• **Materials provided**:
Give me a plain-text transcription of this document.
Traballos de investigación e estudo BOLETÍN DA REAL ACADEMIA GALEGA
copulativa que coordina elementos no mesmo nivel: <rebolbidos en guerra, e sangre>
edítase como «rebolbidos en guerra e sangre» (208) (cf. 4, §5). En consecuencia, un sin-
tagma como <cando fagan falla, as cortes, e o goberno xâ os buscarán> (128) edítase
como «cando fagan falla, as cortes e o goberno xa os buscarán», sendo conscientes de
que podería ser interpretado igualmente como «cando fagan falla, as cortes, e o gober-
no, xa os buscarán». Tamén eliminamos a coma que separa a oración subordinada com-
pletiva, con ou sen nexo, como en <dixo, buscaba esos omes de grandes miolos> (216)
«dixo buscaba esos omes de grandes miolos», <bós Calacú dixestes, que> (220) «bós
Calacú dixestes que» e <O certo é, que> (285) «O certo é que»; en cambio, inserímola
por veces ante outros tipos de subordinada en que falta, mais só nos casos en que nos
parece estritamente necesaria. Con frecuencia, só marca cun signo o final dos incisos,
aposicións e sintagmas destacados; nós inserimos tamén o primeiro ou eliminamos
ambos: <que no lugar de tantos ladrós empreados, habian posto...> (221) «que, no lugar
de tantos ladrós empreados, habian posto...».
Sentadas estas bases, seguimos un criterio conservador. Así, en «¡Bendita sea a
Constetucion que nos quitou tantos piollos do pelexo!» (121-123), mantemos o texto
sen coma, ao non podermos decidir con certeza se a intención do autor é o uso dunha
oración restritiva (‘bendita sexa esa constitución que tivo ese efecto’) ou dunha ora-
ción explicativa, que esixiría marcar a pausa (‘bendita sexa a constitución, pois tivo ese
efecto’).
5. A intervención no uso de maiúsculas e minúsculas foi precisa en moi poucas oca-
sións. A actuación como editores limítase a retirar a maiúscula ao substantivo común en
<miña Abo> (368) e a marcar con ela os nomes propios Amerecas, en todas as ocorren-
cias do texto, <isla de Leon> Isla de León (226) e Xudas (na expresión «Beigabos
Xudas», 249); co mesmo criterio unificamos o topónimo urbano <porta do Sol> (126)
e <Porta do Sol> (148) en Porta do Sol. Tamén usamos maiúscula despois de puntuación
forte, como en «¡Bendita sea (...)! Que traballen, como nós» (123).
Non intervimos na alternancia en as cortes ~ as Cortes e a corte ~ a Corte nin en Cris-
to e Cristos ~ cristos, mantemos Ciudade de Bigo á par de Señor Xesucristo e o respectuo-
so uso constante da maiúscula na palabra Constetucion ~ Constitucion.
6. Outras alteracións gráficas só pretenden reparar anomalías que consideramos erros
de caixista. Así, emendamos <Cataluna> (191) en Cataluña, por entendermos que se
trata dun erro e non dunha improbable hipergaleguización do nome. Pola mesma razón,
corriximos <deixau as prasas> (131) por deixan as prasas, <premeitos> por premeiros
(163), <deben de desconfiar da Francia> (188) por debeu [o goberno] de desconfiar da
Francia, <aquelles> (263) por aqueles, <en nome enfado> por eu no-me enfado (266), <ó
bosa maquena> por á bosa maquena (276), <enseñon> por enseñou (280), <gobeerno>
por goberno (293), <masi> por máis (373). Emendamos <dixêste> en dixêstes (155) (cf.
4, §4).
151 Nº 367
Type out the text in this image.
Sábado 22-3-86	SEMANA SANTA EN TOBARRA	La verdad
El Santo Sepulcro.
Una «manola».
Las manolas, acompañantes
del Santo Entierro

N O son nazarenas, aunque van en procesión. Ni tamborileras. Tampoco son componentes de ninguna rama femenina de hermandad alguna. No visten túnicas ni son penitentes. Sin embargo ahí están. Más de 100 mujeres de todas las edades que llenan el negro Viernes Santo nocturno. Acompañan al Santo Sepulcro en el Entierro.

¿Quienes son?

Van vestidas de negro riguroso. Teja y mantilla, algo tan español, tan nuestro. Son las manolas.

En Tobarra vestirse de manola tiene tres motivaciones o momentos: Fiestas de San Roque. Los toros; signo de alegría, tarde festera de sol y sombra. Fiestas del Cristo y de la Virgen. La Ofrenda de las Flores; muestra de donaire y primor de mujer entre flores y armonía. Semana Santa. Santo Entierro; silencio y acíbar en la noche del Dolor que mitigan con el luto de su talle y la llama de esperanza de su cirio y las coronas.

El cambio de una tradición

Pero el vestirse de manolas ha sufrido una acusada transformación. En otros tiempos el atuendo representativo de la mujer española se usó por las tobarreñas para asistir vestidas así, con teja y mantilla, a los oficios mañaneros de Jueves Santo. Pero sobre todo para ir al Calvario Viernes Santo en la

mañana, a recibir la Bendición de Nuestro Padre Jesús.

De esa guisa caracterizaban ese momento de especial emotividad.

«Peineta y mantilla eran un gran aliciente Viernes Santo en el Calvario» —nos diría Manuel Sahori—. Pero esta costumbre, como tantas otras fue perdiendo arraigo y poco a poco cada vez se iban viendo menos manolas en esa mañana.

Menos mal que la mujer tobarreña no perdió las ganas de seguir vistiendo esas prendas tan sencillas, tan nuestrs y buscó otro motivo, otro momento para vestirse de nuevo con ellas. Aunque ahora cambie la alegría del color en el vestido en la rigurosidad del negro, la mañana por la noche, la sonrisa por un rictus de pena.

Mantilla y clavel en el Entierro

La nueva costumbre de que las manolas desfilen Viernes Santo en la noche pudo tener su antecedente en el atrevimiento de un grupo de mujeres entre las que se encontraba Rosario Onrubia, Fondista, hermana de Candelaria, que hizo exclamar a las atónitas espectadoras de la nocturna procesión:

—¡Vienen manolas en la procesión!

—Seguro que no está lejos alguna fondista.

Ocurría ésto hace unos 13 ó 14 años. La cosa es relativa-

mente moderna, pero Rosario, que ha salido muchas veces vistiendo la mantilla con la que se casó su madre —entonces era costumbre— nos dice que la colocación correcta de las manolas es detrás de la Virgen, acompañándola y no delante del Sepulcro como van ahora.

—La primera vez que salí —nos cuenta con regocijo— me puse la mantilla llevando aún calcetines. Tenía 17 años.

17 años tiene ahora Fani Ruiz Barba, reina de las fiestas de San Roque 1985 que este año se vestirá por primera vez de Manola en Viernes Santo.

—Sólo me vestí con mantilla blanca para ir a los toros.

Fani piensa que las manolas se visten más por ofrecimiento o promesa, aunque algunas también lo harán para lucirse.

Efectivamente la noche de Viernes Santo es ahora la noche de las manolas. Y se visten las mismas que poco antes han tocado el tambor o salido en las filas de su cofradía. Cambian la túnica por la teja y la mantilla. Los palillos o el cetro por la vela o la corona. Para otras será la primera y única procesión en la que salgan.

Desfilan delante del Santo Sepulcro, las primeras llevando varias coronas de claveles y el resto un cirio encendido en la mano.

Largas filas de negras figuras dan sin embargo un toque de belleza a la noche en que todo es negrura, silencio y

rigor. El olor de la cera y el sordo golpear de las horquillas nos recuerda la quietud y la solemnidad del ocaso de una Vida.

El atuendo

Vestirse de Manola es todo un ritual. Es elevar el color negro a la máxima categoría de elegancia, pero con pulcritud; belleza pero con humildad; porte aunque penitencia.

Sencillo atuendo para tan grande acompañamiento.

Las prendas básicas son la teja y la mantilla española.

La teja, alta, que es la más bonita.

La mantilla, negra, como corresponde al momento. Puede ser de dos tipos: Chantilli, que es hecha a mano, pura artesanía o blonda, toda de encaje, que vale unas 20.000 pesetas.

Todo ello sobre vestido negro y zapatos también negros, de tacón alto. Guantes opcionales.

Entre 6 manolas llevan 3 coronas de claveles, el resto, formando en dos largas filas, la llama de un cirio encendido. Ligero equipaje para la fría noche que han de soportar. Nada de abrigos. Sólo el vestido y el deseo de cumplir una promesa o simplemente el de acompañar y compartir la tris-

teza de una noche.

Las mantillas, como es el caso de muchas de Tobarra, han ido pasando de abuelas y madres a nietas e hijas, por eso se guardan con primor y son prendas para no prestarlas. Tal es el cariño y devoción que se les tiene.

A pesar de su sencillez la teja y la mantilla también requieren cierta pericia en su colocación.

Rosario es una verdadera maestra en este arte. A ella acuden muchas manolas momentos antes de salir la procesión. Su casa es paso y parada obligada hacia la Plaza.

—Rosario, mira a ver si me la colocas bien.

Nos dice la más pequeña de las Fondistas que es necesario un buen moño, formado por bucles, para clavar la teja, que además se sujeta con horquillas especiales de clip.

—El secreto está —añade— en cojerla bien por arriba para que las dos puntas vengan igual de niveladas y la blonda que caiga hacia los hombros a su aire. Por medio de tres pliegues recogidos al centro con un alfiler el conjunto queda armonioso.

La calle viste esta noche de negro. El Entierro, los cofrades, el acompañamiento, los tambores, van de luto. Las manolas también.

• **Task directions**: Among the lines of the material, find those that hold the word "Francia" and copy them.

• **Result for this task**:
(163), <deben de desconfiar da Francia> (188) por debeu [o goberno] de desconfiar da
Francia, <aquelles> (263) por aqueles, <en nome enfado> por eu no-me enfado (266), <ó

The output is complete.